WORK TO BE COMPLETED: Look through the data below. Collect every line where the word "Rechnungen" occurs.

INPUT RECORDS:
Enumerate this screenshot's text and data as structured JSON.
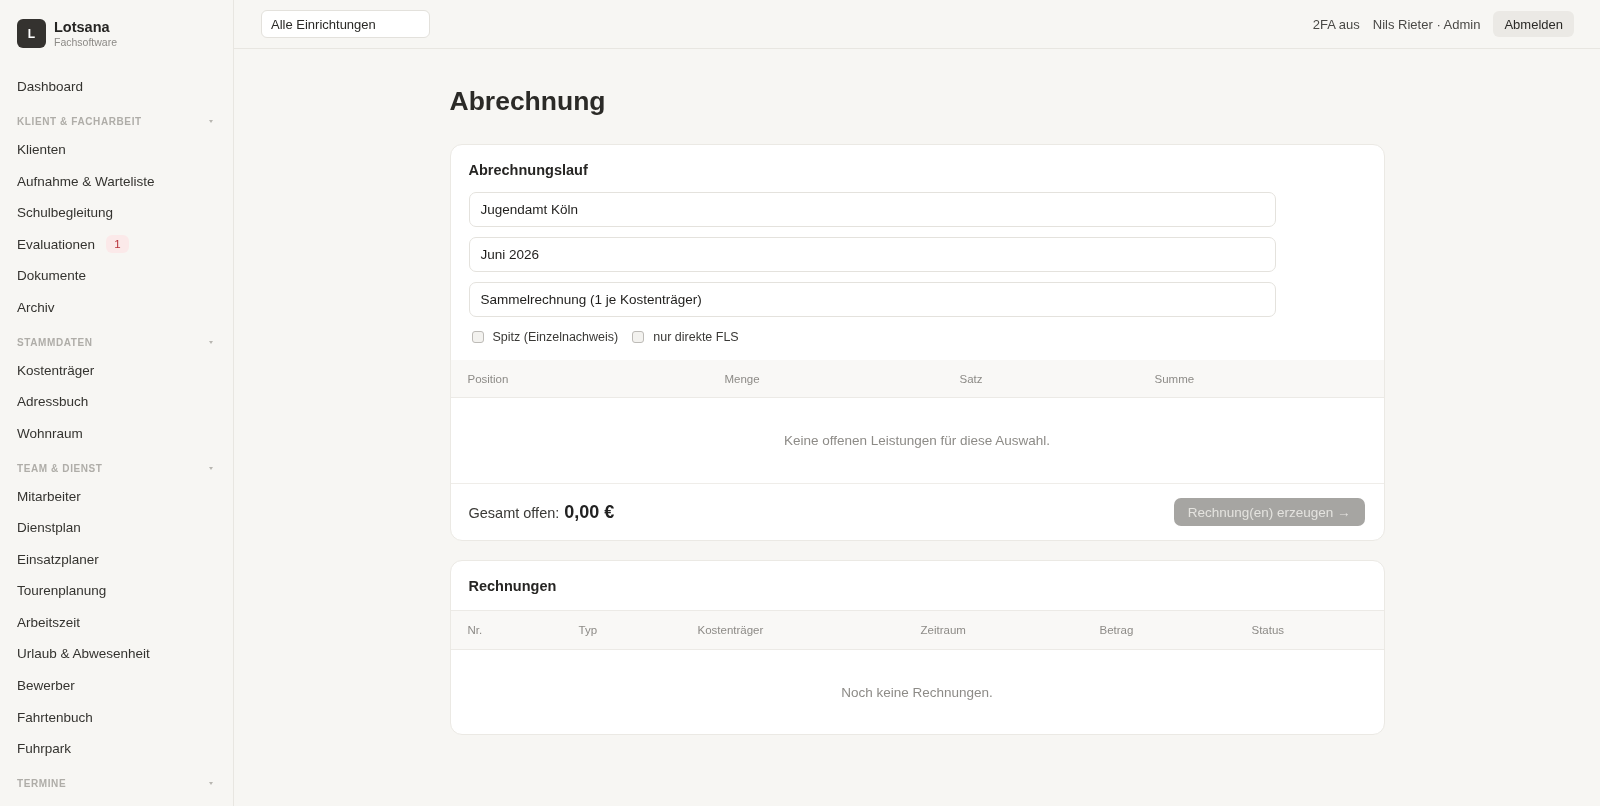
{
  "brand": {
    "logo_letter": "L",
    "name": "Lotsana",
    "subtitle": "Fachsoftware"
  },
  "sidebar": {
    "groups": [
      {
        "items": [
          {
            "label": "Dashboard",
            "selected": false
          }
        ]
      },
      {
        "title": "KLIENT & FACHARBEIT",
        "items": [
          {
            "label": "Klienten",
            "selected": false
          },
          {
            "label": "Aufnahme & Warteliste",
            "selected": false
          },
          {
            "label": "Schulbegleitung",
            "selected": false
          },
          {
            "label": "Evaluationen",
            "badge": "1",
            "selected": false
          },
          {
            "label": "Dokumente",
            "selected": false
          },
          {
            "label": "Archiv",
            "selected": false
          }
        ]
      },
      {
        "title": "STAMMDATEN",
        "items": [
          {
            "label": "Kostenträger",
            "selected": false
          },
          {
            "label": "Adressbuch",
            "selected": false
          },
          {
            "label": "Wohnraum",
            "selected": false
          }
        ]
      },
      {
        "title": "TEAM & DIENST",
        "items": [
          {
            "label": "Mitarbeiter",
            "selected": false
          },
          {
            "label": "Dienstplan",
            "selected": false
          },
          {
            "label": "Einsatzplaner",
            "selected": false
          },
          {
            "label": "Tourenplanung",
            "selected": false
          },
          {
            "label": "Arbeitszeit",
            "selected": false
          },
          {
            "label": "Urlaub & Abwesenheit",
            "selected": false
          },
          {
            "label": "Bewerber",
            "selected": false
          },
          {
            "label": "Fahrtenbuch",
            "selected": false
          },
          {
            "label": "Fuhrpark",
            "selected": false
          }
        ]
      },
      {
        "title": "TERMINE"
      }
    ]
  },
  "top_bar": {
    "facility_select": {
      "value": "Alle Einrichtungen"
    },
    "two_factor_status": "2FA aus",
    "user": "Nils Rieter · Admin",
    "logout_button": "Abmelden"
  },
  "page": {
    "title": "Abrechnung"
  },
  "billing_run": {
    "title": "Abrechnungslauf",
    "fields": [
      {
        "value": "Jugendamt Köln"
      },
      {
        "value": "Juni 2026"
      },
      {
        "value": "Sammelrechnung (1 je Kostenträger)"
      }
    ],
    "options": [
      {
        "label": "Spitz (Einzelnachweis)",
        "checked": false
      },
      {
        "label": "nur direkte FLS",
        "checked": false
      }
    ],
    "table": {
      "columns": [
        "Position",
        "Menge",
        "Satz",
        "Summe"
      ],
      "empty_text": "Keine offenen Leistungen für diese Auswahl."
    },
    "total_label": "Gesamt offen:",
    "total_value": "0,00 €",
    "submit_button": {
      "label": "Rechnung(en) erzeugen →",
      "disabled": true
    }
  },
  "invoices": {
    "title": "Rechnungen",
    "table": {
      "columns": [
        "Nr.",
        "Typ",
        "Kostenträger",
        "Zeitraum",
        "Betrag",
        "Status"
      ],
      "empty_text": "Noch keine Rechnungen."
    }
  }
}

SOLVED EXERCISE:
    "title": "Rechnungen",
      "empty_text": "Noch keine Rechnungen."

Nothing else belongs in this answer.